What you need to do:
Go through the data below and gather each line containing "true".

(Dataset records)
::::::::
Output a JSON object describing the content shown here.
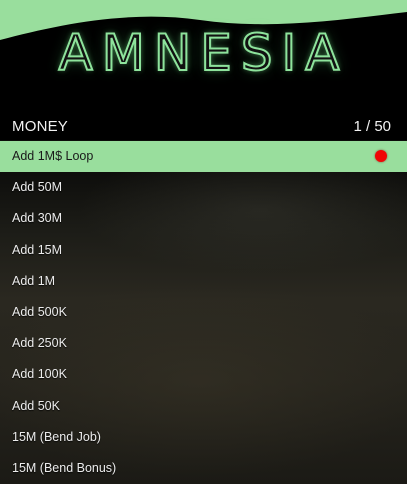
{
  "header": {
    "logo_text": "AMNESIA",
    "accent_color": "#99de9d"
  },
  "menu": {
    "section_title": "MONEY",
    "page_counter": "1 / 50",
    "selected_index": 0,
    "items": [
      {
        "label": "Add 1M$ Loop",
        "toggle_state": "off",
        "toggle_color": "#f00606"
      },
      {
        "label": "Add 50M"
      },
      {
        "label": "Add 30M"
      },
      {
        "label": "Add 15M"
      },
      {
        "label": "Add 1M"
      },
      {
        "label": "Add 500K"
      },
      {
        "label": "Add 250K"
      },
      {
        "label": "Add 100K"
      },
      {
        "label": "Add 50K"
      },
      {
        "label": "15M (Bend Job)"
      },
      {
        "label": "15M (Bend Bonus)"
      }
    ]
  }
}
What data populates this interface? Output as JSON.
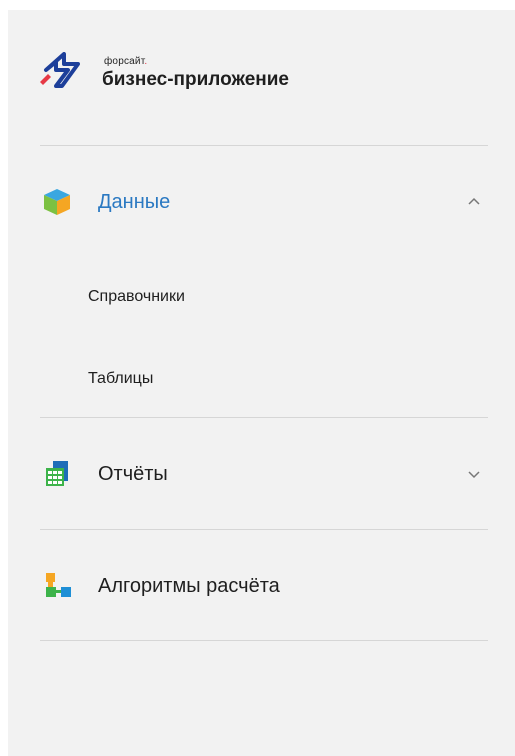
{
  "brand": {
    "small_text": "форсайт",
    "small_dot": ".",
    "name": "бизнес-приложение"
  },
  "nav": {
    "data": {
      "label": "Данные",
      "icon": "cube-icon",
      "expanded": true,
      "subitems": [
        {
          "label": "Справочники"
        },
        {
          "label": "Таблицы"
        }
      ]
    },
    "reports": {
      "label": "Отчёты",
      "icon": "table-report-icon",
      "expanded": false
    },
    "algorithms": {
      "label": "Алгоритмы расчёта",
      "icon": "flowchart-icon"
    }
  },
  "colors": {
    "active": "#2b79c2",
    "panel_bg": "#f2f2f2",
    "brand_blue": "#1d3f9a",
    "brand_red": "#e63946"
  }
}
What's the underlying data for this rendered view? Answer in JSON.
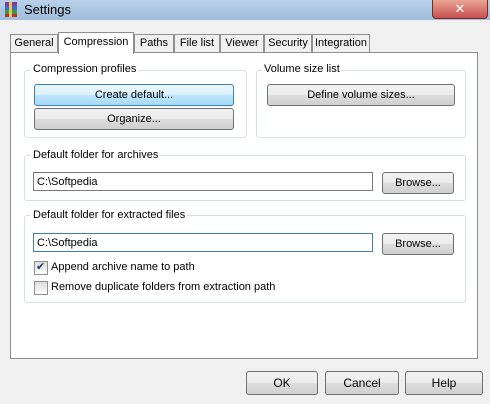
{
  "window": {
    "title": "Settings",
    "close_glyph": "✕"
  },
  "tabs": [
    {
      "label": "General"
    },
    {
      "label": "Compression"
    },
    {
      "label": "Paths"
    },
    {
      "label": "File list"
    },
    {
      "label": "Viewer"
    },
    {
      "label": "Security"
    },
    {
      "label": "Integration"
    }
  ],
  "active_tab": "Compression",
  "compression_profiles": {
    "label": "Compression profiles",
    "create_default": "Create default...",
    "organize": "Organize..."
  },
  "volume_size_list": {
    "label": "Volume size list",
    "define": "Define volume sizes..."
  },
  "archives_folder": {
    "label": "Default folder for archives",
    "value": "C:\\Softpedia",
    "browse": "Browse..."
  },
  "extracted_folder": {
    "label": "Default folder for extracted files",
    "value": "C:\\Softpedia",
    "browse": "Browse...",
    "append_name": {
      "label": "Append archive name to path",
      "checked": true
    },
    "remove_duplicates": {
      "label": "Remove duplicate folders from extraction path",
      "checked": false
    }
  },
  "footer": {
    "ok": "OK",
    "cancel": "Cancel",
    "help": "Help"
  },
  "colors": {
    "titlebar": "#b9d1ea",
    "close": "#c75050",
    "hot_button": "#bee6fd"
  }
}
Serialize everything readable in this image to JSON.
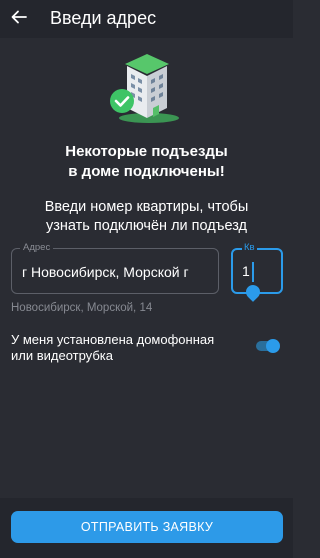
{
  "header": {
    "title": "Введи адрес",
    "back_icon": "arrow-left-icon"
  },
  "illustration": {
    "icon": "building-check-icon"
  },
  "message": {
    "headline_line1": "Некоторые подъезды",
    "headline_line2": "в доме подключены!",
    "hint_line1": "Введи номер квартиры, чтобы",
    "hint_line2": "узнать подключён ли подъезд"
  },
  "form": {
    "address_label": "Адрес",
    "address_value": "г Новосибирск, Морской г",
    "apartment_label": "Кв",
    "apartment_value": "1",
    "suggestion": "Новосибирск, Морской, 14"
  },
  "intercom": {
    "label_line1": "У меня установлена домофонная",
    "label_line2": "или видеотрубка",
    "enabled": true
  },
  "footer": {
    "submit_label": "ОТПРАВИТЬ ЗАЯВКУ"
  },
  "colors": {
    "background": "#2a2c33",
    "accent": "#2b9bea",
    "success": "#3ec466"
  }
}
::::::::
Full solution:
      "expanded": true,
      "checked": true
    "enabled": true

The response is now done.